# Data listing:
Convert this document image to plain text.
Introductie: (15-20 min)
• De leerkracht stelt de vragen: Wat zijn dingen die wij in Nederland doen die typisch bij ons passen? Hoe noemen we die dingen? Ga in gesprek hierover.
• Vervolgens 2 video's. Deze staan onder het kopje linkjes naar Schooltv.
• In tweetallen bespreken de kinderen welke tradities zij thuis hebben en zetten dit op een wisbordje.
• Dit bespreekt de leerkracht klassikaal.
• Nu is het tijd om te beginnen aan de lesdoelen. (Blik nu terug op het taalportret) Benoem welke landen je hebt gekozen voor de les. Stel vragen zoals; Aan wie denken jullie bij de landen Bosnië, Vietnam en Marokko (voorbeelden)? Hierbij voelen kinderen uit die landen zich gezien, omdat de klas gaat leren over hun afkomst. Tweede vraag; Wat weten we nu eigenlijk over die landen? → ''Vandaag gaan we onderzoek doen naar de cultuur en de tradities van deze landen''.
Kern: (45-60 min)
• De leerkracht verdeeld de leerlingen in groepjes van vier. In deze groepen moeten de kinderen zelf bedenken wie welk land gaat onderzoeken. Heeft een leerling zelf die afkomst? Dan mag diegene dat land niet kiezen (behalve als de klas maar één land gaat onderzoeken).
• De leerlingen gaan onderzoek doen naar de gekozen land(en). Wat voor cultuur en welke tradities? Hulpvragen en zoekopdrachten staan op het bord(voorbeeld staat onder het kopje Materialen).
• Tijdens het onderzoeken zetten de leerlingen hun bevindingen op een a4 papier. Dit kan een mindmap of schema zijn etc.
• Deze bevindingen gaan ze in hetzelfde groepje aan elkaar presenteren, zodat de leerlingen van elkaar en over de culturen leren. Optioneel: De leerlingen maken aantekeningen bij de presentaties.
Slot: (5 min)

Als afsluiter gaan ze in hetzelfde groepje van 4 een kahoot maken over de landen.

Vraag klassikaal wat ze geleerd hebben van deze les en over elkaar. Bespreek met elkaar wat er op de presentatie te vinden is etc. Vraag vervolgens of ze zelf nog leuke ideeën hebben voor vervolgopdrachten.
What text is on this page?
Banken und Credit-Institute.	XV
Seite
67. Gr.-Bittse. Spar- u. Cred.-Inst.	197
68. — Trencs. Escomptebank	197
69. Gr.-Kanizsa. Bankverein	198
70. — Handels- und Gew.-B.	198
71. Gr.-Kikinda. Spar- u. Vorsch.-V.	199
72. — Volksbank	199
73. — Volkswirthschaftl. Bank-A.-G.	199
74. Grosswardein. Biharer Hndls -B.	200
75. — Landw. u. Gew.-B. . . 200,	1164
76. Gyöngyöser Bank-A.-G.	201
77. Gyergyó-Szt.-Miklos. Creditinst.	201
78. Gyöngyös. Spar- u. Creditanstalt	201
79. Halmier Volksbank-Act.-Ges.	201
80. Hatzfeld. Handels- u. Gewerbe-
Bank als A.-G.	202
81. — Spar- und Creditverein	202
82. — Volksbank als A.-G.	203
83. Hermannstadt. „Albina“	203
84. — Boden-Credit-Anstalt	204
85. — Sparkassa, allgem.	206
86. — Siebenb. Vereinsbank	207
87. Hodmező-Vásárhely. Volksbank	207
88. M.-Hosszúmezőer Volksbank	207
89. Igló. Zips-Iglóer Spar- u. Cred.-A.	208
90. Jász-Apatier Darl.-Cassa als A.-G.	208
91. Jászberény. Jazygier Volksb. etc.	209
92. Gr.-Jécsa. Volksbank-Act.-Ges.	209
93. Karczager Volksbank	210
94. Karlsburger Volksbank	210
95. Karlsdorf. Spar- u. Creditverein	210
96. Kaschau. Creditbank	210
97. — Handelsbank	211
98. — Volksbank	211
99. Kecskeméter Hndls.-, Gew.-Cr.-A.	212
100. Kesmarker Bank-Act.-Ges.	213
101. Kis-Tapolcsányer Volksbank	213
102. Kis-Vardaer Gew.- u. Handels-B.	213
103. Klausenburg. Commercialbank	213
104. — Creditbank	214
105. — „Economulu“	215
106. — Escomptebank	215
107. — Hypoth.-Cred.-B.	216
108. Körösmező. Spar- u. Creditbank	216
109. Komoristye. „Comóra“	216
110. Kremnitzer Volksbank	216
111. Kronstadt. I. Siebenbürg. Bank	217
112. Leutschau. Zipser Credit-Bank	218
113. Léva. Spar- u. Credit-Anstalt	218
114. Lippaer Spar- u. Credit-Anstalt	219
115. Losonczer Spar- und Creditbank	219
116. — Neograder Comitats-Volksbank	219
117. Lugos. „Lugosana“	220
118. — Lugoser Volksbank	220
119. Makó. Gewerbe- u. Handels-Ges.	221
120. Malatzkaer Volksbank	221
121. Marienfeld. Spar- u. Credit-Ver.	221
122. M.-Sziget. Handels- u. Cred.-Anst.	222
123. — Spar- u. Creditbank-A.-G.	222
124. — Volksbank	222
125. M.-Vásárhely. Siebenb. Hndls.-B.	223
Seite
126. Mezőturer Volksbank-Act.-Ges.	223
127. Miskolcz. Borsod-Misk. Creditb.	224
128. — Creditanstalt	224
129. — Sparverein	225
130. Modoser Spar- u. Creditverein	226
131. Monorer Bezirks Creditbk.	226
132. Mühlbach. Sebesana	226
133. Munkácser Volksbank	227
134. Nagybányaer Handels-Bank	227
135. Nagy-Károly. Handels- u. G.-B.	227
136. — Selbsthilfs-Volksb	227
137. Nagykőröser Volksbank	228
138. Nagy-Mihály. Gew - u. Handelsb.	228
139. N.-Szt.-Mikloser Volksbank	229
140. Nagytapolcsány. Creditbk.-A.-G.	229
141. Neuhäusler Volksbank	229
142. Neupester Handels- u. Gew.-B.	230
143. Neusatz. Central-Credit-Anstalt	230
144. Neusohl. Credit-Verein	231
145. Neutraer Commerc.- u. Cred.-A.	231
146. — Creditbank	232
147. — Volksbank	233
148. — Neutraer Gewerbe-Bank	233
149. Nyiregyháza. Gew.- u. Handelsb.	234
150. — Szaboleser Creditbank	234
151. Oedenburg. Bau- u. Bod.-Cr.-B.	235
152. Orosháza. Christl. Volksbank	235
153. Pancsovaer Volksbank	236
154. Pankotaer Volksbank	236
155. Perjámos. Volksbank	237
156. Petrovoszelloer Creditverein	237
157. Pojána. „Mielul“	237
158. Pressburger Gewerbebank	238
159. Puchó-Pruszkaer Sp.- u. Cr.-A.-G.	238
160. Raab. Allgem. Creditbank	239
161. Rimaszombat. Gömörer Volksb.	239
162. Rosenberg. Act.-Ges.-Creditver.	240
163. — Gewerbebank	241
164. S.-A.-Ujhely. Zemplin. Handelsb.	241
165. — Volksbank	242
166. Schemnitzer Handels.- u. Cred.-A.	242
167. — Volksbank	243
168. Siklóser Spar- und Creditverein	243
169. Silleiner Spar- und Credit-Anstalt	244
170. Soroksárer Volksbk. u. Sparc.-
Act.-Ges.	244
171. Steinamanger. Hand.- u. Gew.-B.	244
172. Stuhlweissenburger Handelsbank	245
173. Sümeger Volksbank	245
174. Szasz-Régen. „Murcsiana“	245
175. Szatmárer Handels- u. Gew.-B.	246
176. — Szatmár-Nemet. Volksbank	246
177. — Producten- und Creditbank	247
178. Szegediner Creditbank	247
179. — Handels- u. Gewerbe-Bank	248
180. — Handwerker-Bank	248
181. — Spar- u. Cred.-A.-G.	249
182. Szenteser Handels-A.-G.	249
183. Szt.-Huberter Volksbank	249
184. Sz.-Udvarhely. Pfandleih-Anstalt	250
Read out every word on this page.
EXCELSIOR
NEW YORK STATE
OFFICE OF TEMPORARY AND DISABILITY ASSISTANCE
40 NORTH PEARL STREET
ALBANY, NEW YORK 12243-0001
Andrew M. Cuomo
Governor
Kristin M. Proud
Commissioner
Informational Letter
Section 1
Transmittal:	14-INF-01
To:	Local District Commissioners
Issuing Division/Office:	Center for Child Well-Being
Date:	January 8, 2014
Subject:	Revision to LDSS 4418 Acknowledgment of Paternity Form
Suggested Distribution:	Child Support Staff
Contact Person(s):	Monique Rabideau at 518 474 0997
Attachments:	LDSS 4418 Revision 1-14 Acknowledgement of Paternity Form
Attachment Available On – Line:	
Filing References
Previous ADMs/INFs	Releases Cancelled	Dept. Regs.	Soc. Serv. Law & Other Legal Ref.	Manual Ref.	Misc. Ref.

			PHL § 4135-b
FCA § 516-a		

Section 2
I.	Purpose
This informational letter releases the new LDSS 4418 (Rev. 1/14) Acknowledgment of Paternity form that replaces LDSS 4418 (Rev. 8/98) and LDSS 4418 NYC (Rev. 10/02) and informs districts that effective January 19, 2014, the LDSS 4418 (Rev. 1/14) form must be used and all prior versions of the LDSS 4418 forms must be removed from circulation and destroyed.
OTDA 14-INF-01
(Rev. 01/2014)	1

# REQUIREMENTS:
Collect from the data above every line that includes "bevindingen".

# TASK ANSWER:
• Tijdens het onderzoeken zetten de leerlingen hun bevindingen op een a4 papier. Dit kan een mindmap of schema zijn etc.
• Deze bevindingen gaan ze in hetzelfde groepje aan elkaar presenteren, zodat de leerlingen van elkaar en over de culturen leren. Optioneel: De leerlingen maken aantekeningen bij de presentaties.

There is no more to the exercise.